*Given problem*. Locate every line in the material below that has the word "JSON". Copy each of those lines.

*Records for processing*.
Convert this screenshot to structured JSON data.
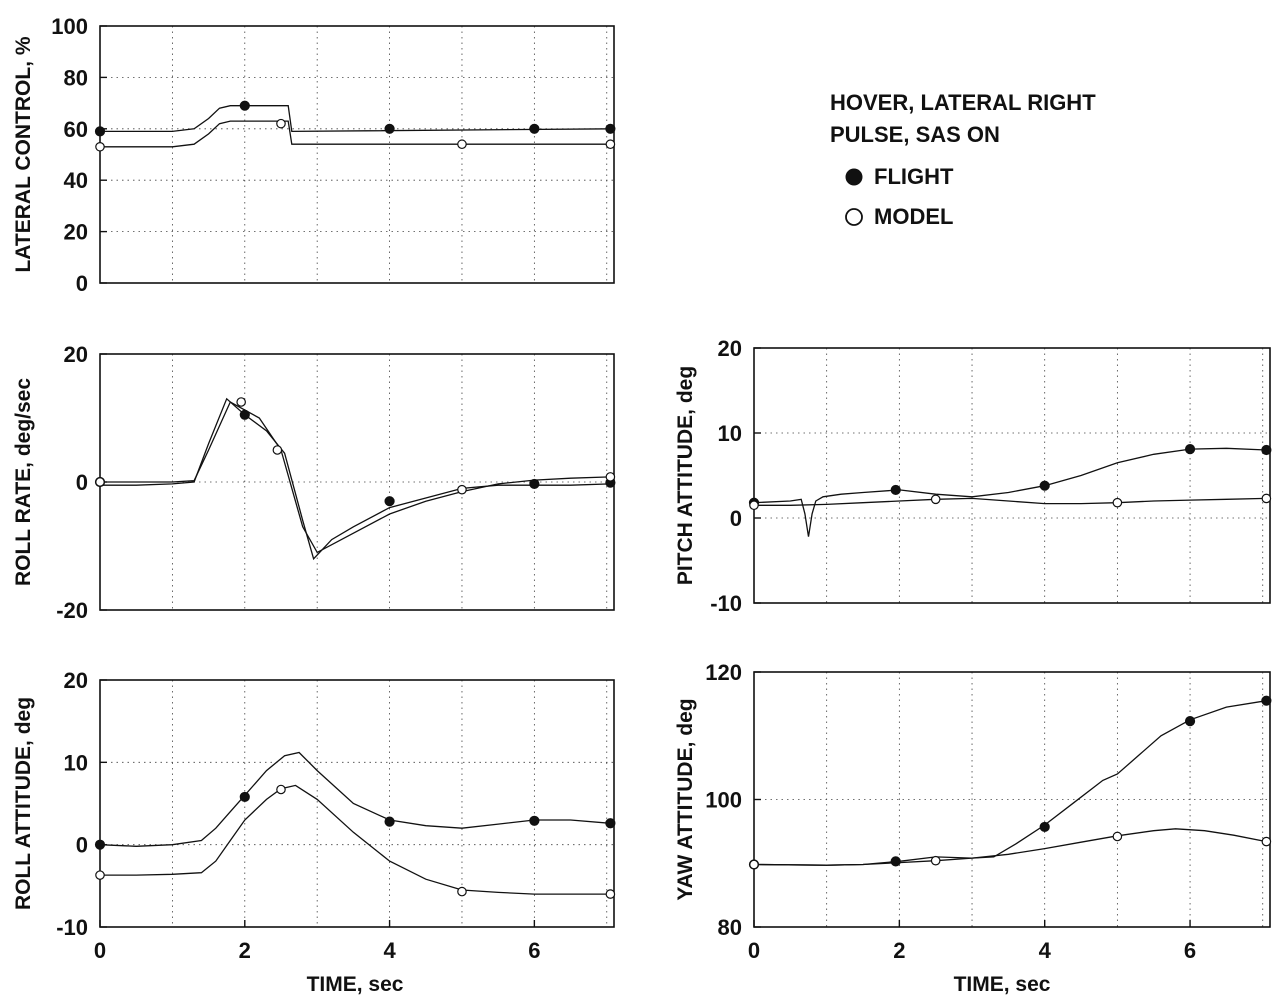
{
  "legend": {
    "line1": "HOVER, LATERAL RIGHT",
    "line2": "PULSE, SAS ON",
    "flight": "FLIGHT",
    "model": "MODEL"
  },
  "chart_data": [
    {
      "id": "lateral",
      "type": "line",
      "ylabel": "LATERAL CONTROL, %",
      "xlabel": "",
      "xlim": [
        0,
        7.1
      ],
      "ylim": [
        0,
        100
      ],
      "yticks": [
        0,
        20,
        40,
        60,
        80,
        100
      ],
      "xticks": [],
      "grid": true,
      "series": [
        {
          "name": "FLIGHT",
          "x": [
            0,
            1.0,
            1.3,
            1.5,
            1.65,
            1.8,
            2.6,
            2.65,
            7.1
          ],
          "y": [
            59,
            59,
            60,
            64,
            68,
            69,
            69,
            59,
            60
          ],
          "markers_x": [
            0,
            2,
            4,
            6,
            7.05
          ],
          "markers_y": [
            59,
            69,
            60,
            60,
            60
          ]
        },
        {
          "name": "MODEL",
          "x": [
            0,
            1.0,
            1.3,
            1.5,
            1.65,
            1.8,
            2.6,
            2.65,
            7.1
          ],
          "y": [
            53,
            53,
            54,
            58,
            62,
            63,
            63,
            54,
            54
          ],
          "markers_x": [
            0,
            2.5,
            5,
            7.05
          ],
          "markers_y": [
            53,
            62,
            54,
            54
          ]
        }
      ]
    },
    {
      "id": "rollrate",
      "type": "line",
      "ylabel": "ROLL RATE, deg/sec",
      "xlabel": "",
      "xlim": [
        0,
        7.1
      ],
      "ylim": [
        -20,
        20
      ],
      "yticks": [
        -20,
        0,
        20
      ],
      "xticks": [],
      "grid": true,
      "series": [
        {
          "name": "FLIGHT",
          "x": [
            0,
            0.5,
            1.0,
            1.3,
            1.5,
            1.75,
            2.0,
            2.3,
            2.55,
            2.8,
            2.95,
            3.2,
            3.5,
            4.0,
            4.5,
            5.0,
            5.5,
            6.0,
            6.5,
            7.05
          ],
          "y": [
            -0.5,
            -0.5,
            -0.3,
            0,
            6,
            13,
            10.5,
            8,
            4.5,
            -6,
            -12,
            -9,
            -7,
            -4,
            -2.5,
            -1,
            -0.5,
            -0.5,
            -0.5,
            -0.3
          ],
          "markers_x": [
            0,
            2,
            4,
            6,
            7.05
          ],
          "markers_y": [
            0,
            10.5,
            -3,
            -0.3,
            -0.1
          ]
        },
        {
          "name": "MODEL",
          "x": [
            0,
            1.0,
            1.3,
            1.5,
            1.8,
            2.2,
            2.5,
            2.8,
            3.0,
            3.5,
            4.0,
            4.5,
            5.0,
            5.5,
            6.0,
            6.5,
            7.05
          ],
          "y": [
            0,
            0,
            0.2,
            5,
            12.5,
            10,
            5,
            -7,
            -11,
            -8,
            -5,
            -3,
            -1.5,
            -0.3,
            0.3,
            0.6,
            0.8
          ],
          "markers_x": [
            0,
            1.95,
            2.45,
            5,
            7.05
          ],
          "markers_y": [
            0,
            12.5,
            5,
            -1.2,
            0.8
          ]
        }
      ]
    },
    {
      "id": "rollatt",
      "type": "line",
      "ylabel": "ROLL ATTITUDE, deg",
      "xlabel": "TIME, sec",
      "xlim": [
        0,
        7.1
      ],
      "ylim": [
        -10,
        20
      ],
      "yticks": [
        -10,
        0,
        10,
        20
      ],
      "xticks": [
        0,
        2,
        4,
        6
      ],
      "grid": true,
      "series": [
        {
          "name": "FLIGHT",
          "x": [
            0,
            0.5,
            1.0,
            1.4,
            1.6,
            1.8,
            2.0,
            2.3,
            2.55,
            2.75,
            3.0,
            3.5,
            4.0,
            4.5,
            5.0,
            5.5,
            6.0,
            6.5,
            7.05
          ],
          "y": [
            0,
            -0.2,
            0,
            0.5,
            2,
            4,
            6,
            9,
            10.8,
            11.2,
            9,
            5,
            3,
            2.3,
            2,
            2.5,
            3,
            3,
            2.6
          ],
          "markers_x": [
            0,
            2,
            4,
            6,
            7.05
          ],
          "markers_y": [
            0,
            5.8,
            2.8,
            2.9,
            2.6
          ]
        },
        {
          "name": "MODEL",
          "x": [
            0,
            0.5,
            1.0,
            1.4,
            1.6,
            1.8,
            2.0,
            2.3,
            2.5,
            2.7,
            3.0,
            3.5,
            4.0,
            4.5,
            5.0,
            5.5,
            6.0,
            6.5,
            7.05
          ],
          "y": [
            -3.7,
            -3.7,
            -3.6,
            -3.4,
            -2,
            0.5,
            3,
            5.5,
            6.8,
            7.2,
            5.5,
            1.5,
            -2,
            -4.2,
            -5.5,
            -5.8,
            -6,
            -6,
            -6
          ],
          "markers_x": [
            0,
            2.5,
            5,
            7.05
          ],
          "markers_y": [
            -3.7,
            6.7,
            -5.7,
            -6
          ]
        }
      ]
    },
    {
      "id": "pitch",
      "type": "line",
      "ylabel": "PITCH ATTITUDE, deg",
      "xlabel": "",
      "xlim": [
        0,
        7.1
      ],
      "ylim": [
        -10,
        20
      ],
      "yticks": [
        -10,
        0,
        10,
        20
      ],
      "xticks": [],
      "grid": true,
      "series": [
        {
          "name": "FLIGHT",
          "x": [
            0,
            0.5,
            0.65,
            0.7,
            0.75,
            0.8,
            0.85,
            0.95,
            1.2,
            1.5,
            2.0,
            2.5,
            3.0,
            3.5,
            4.0,
            4.5,
            5.0,
            5.5,
            6.0,
            6.5,
            7.05
          ],
          "y": [
            1.8,
            2.0,
            2.2,
            0.5,
            -2.2,
            0.5,
            2.0,
            2.5,
            2.8,
            3.0,
            3.3,
            2.8,
            2.5,
            3.0,
            3.8,
            5.0,
            6.5,
            7.5,
            8.1,
            8.2,
            8.0
          ],
          "markers_x": [
            0,
            1.95,
            4,
            6,
            7.05
          ],
          "markers_y": [
            1.8,
            3.3,
            3.8,
            8.1,
            8.0
          ]
        },
        {
          "name": "MODEL",
          "x": [
            0,
            0.5,
            1.0,
            1.5,
            2.0,
            2.5,
            3.0,
            3.5,
            4.0,
            4.5,
            5.0,
            5.5,
            6.0,
            6.5,
            7.05
          ],
          "y": [
            1.5,
            1.5,
            1.6,
            1.8,
            2.0,
            2.2,
            2.3,
            2.0,
            1.7,
            1.7,
            1.8,
            2.0,
            2.1,
            2.2,
            2.3
          ],
          "markers_x": [
            0,
            2.5,
            5,
            7.05
          ],
          "markers_y": [
            1.5,
            2.2,
            1.8,
            2.3
          ]
        }
      ]
    },
    {
      "id": "yaw",
      "type": "line",
      "ylabel": "YAW ATTITUDE, deg",
      "xlabel": "TIME, sec",
      "xlim": [
        0,
        7.1
      ],
      "ylim": [
        80,
        120
      ],
      "yticks": [
        80,
        100,
        120
      ],
      "xticks": [
        0,
        2,
        4,
        6
      ],
      "grid": true,
      "series": [
        {
          "name": "FLIGHT",
          "x": [
            0,
            1.0,
            1.5,
            2.0,
            2.5,
            3.0,
            3.3,
            3.6,
            4.0,
            4.4,
            4.8,
            5.0,
            5.3,
            5.6,
            6.0,
            6.5,
            7.05
          ],
          "y": [
            89.8,
            89.7,
            89.8,
            90.3,
            91,
            90.8,
            91,
            93,
            96,
            99.5,
            103,
            104,
            107,
            110,
            112.5,
            114.5,
            115.5
          ],
          "markers_x": [
            0,
            1.95,
            4,
            6,
            7.05
          ],
          "markers_y": [
            89.8,
            90.3,
            95.7,
            112.3,
            115.5
          ]
        },
        {
          "name": "MODEL",
          "x": [
            0,
            1.0,
            1.5,
            2.0,
            2.5,
            3.0,
            3.5,
            4.0,
            4.5,
            5.0,
            5.5,
            5.8,
            6.2,
            6.6,
            7.05
          ],
          "y": [
            89.8,
            89.7,
            89.8,
            90.1,
            90.4,
            90.8,
            91.4,
            92.3,
            93.3,
            94.3,
            95.1,
            95.4,
            95.1,
            94.4,
            93.4
          ],
          "markers_x": [
            0,
            2.5,
            5,
            7.05
          ],
          "markers_y": [
            89.8,
            90.4,
            94.2,
            93.4
          ]
        }
      ]
    }
  ]
}
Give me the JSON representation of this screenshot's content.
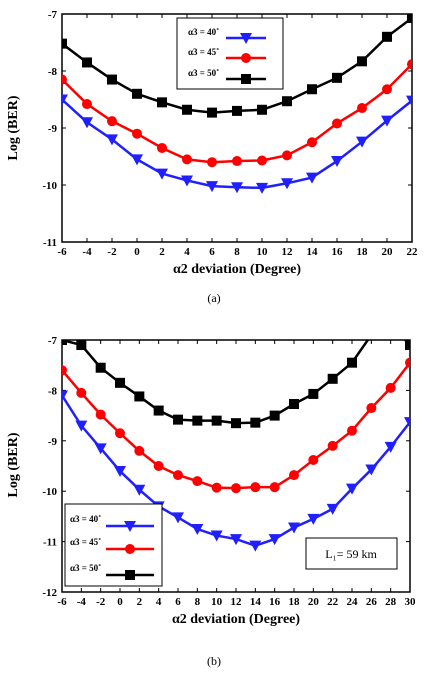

*Written answer*.
Convert this screenshot to structured JSON data.
Give me the JSON representation of this screenshot's content.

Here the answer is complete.